• Stored dataset items:
■ ■ ■ ■ ■
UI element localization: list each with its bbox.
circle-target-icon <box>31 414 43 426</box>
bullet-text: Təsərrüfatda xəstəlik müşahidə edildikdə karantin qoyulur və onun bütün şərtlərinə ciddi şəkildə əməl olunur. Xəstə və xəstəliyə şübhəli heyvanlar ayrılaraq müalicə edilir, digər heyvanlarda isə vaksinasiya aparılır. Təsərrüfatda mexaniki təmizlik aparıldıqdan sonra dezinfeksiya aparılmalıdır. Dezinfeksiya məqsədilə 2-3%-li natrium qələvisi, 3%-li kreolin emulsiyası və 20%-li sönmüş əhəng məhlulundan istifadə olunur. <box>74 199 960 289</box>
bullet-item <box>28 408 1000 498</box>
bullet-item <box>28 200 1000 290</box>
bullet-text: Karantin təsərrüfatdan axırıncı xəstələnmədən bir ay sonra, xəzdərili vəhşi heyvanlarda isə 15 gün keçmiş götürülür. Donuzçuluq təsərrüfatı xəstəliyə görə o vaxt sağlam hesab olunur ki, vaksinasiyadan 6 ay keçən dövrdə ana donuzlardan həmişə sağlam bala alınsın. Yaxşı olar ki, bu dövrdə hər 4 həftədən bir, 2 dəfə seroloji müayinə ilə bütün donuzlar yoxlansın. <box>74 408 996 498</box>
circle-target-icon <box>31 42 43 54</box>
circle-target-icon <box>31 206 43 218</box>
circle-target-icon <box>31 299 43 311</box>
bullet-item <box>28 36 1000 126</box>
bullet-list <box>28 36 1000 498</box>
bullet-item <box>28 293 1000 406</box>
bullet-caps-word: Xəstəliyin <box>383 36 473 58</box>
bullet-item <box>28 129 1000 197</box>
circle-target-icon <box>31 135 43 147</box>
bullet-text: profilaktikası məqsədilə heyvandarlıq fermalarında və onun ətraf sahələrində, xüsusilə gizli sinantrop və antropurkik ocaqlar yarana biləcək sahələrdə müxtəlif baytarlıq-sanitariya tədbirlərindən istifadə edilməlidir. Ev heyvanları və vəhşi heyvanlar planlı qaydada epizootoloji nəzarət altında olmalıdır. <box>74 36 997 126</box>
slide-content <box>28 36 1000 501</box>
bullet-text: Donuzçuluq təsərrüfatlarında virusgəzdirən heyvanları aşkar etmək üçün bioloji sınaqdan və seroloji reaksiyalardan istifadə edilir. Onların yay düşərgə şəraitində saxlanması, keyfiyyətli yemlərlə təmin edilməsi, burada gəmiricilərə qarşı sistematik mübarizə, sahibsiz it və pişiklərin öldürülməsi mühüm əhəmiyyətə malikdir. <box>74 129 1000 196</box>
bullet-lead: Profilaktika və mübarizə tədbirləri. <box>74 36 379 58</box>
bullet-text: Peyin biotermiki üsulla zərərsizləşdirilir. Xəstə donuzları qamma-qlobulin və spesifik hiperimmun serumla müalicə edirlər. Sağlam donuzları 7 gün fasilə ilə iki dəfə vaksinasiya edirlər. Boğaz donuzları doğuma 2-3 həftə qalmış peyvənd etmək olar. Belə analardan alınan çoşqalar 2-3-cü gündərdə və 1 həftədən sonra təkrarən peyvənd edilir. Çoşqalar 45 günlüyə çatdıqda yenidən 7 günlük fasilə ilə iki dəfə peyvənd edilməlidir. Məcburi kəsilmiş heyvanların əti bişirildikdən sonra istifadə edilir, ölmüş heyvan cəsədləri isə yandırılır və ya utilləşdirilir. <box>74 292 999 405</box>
■ ■ ■ ■ ■
• WORK REQUEST:
All lines of the entries containing the string "target" must be shown in full.

• RESULT OF THIS EXERCISE:
circle-target-icon <box>31 414 43 426</box>
circle-target-icon <box>31 42 43 54</box>
circle-target-icon <box>31 206 43 218</box>
circle-target-icon <box>31 299 43 311</box>
circle-target-icon <box>31 135 43 147</box>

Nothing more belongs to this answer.